→ **What is asked**:
Tally the lines holding the string "name" and reply with that number alone.
*-*-*
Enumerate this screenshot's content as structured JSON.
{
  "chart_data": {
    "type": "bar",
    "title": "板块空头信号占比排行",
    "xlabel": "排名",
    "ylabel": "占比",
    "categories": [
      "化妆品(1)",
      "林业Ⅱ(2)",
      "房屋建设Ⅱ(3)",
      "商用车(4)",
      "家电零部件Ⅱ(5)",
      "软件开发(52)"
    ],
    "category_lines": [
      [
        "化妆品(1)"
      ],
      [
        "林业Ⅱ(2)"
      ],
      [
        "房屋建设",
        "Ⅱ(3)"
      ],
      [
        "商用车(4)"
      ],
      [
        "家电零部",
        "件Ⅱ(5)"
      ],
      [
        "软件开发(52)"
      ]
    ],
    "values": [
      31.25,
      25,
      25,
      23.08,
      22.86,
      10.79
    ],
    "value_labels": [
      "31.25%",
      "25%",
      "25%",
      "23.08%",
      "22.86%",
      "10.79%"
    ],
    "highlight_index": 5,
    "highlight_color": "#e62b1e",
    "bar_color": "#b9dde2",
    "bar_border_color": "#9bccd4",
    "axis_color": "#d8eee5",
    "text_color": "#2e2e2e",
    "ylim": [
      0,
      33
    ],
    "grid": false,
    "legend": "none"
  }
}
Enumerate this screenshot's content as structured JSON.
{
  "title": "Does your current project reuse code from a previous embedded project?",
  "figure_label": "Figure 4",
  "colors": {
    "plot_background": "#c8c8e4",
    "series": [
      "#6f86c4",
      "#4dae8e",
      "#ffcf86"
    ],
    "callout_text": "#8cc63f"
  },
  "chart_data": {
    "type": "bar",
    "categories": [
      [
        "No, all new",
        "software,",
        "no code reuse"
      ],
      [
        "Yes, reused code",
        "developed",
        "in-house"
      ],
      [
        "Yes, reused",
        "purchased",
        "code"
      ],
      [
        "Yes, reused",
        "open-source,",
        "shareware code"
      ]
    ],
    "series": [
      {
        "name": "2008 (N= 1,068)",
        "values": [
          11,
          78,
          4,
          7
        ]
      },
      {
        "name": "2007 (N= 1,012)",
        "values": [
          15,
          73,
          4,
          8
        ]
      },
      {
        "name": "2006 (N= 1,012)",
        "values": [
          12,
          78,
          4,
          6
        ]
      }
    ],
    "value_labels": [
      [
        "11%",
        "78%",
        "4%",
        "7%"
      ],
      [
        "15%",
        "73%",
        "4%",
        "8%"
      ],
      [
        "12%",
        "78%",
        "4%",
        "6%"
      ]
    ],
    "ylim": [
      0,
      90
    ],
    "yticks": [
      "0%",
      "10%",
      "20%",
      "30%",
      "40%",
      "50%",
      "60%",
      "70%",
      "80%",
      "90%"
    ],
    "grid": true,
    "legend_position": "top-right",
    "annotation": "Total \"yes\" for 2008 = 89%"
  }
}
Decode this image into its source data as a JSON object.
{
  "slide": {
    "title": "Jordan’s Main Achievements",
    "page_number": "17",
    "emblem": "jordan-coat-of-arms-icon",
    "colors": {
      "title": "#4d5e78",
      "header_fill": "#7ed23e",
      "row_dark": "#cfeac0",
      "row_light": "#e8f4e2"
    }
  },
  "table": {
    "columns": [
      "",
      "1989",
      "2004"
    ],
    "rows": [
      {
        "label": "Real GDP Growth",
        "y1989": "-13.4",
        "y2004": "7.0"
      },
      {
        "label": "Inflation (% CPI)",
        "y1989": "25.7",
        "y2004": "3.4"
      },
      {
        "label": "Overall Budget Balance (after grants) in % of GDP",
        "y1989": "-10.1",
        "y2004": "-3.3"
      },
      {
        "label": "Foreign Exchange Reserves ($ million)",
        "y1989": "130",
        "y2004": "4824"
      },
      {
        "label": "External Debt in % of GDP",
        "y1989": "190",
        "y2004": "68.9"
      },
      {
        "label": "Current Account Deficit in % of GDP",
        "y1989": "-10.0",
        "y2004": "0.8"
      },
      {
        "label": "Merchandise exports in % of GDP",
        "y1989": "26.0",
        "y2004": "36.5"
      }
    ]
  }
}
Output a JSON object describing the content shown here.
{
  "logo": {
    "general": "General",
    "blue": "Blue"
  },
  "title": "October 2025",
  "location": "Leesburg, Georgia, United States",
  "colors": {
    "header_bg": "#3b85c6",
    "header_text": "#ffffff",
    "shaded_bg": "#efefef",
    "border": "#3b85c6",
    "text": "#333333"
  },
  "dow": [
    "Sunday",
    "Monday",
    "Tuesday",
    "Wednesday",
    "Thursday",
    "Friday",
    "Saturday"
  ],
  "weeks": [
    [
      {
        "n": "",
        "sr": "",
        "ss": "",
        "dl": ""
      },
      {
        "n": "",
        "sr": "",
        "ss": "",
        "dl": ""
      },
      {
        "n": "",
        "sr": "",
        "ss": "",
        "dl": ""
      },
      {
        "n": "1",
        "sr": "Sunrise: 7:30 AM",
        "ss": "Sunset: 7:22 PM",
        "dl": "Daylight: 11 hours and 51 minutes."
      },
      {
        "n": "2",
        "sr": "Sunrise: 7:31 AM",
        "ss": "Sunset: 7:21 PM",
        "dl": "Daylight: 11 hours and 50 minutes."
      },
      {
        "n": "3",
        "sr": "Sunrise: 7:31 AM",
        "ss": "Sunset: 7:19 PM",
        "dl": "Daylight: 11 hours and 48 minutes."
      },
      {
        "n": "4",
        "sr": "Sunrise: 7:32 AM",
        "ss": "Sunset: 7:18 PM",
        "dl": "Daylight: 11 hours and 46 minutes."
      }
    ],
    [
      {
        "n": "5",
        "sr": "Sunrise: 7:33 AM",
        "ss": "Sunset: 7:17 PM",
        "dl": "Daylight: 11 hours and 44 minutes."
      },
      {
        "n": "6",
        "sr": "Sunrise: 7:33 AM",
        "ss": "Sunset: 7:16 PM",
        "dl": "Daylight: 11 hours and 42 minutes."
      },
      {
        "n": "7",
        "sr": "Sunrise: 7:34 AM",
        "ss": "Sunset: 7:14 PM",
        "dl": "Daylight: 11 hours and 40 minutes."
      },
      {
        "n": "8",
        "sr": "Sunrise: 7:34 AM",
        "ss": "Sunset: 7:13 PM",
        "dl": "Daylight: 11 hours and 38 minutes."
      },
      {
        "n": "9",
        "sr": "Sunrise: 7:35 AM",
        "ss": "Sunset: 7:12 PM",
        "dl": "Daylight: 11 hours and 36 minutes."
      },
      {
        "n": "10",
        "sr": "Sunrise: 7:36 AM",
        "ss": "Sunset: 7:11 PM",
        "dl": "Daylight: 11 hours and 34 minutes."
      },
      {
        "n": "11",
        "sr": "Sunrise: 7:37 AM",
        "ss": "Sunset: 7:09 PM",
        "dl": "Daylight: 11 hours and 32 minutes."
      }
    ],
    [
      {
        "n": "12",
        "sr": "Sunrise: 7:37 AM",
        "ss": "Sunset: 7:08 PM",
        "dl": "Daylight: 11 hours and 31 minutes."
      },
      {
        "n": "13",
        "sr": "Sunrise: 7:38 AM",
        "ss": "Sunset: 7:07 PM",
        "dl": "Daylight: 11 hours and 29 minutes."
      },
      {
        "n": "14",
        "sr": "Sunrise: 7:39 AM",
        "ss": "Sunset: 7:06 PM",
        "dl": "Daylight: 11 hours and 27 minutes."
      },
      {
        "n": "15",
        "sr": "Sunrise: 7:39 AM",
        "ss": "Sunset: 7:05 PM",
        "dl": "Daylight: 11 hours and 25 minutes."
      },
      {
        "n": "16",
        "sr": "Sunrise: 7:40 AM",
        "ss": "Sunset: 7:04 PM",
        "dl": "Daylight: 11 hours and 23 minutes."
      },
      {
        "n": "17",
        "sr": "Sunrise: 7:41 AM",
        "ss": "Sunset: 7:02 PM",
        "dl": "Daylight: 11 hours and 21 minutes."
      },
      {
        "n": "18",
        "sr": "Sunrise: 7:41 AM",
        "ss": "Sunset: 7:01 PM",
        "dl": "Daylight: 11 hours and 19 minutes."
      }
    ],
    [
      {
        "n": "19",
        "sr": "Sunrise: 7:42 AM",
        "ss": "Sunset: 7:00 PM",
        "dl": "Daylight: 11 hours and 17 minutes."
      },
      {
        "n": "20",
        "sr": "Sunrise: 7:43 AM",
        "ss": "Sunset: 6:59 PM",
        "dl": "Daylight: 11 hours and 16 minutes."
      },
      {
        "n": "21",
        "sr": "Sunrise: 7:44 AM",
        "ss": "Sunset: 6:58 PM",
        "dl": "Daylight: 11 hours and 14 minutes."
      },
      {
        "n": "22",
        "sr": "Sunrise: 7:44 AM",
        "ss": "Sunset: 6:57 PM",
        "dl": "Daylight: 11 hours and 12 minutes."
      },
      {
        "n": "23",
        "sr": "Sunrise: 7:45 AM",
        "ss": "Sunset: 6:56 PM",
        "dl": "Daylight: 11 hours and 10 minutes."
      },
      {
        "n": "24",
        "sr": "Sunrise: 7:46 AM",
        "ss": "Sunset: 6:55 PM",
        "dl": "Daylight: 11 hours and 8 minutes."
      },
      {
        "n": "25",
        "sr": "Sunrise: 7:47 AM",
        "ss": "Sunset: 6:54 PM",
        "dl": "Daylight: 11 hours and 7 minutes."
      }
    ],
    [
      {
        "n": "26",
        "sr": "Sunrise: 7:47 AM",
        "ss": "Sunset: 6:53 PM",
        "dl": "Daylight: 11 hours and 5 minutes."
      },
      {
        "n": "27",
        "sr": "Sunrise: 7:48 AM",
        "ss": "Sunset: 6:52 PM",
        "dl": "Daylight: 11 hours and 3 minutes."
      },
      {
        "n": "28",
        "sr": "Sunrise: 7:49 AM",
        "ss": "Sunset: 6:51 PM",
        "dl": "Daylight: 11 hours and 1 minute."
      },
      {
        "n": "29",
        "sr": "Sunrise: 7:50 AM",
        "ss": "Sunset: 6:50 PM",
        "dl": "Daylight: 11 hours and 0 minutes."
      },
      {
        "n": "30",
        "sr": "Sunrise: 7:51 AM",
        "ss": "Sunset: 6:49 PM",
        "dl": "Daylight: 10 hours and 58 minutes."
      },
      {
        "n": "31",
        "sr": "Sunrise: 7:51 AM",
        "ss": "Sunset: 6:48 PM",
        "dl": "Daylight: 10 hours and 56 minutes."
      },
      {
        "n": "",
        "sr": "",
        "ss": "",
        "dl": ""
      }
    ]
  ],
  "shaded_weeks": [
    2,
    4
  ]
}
*-*-*
→ **Full output**:
3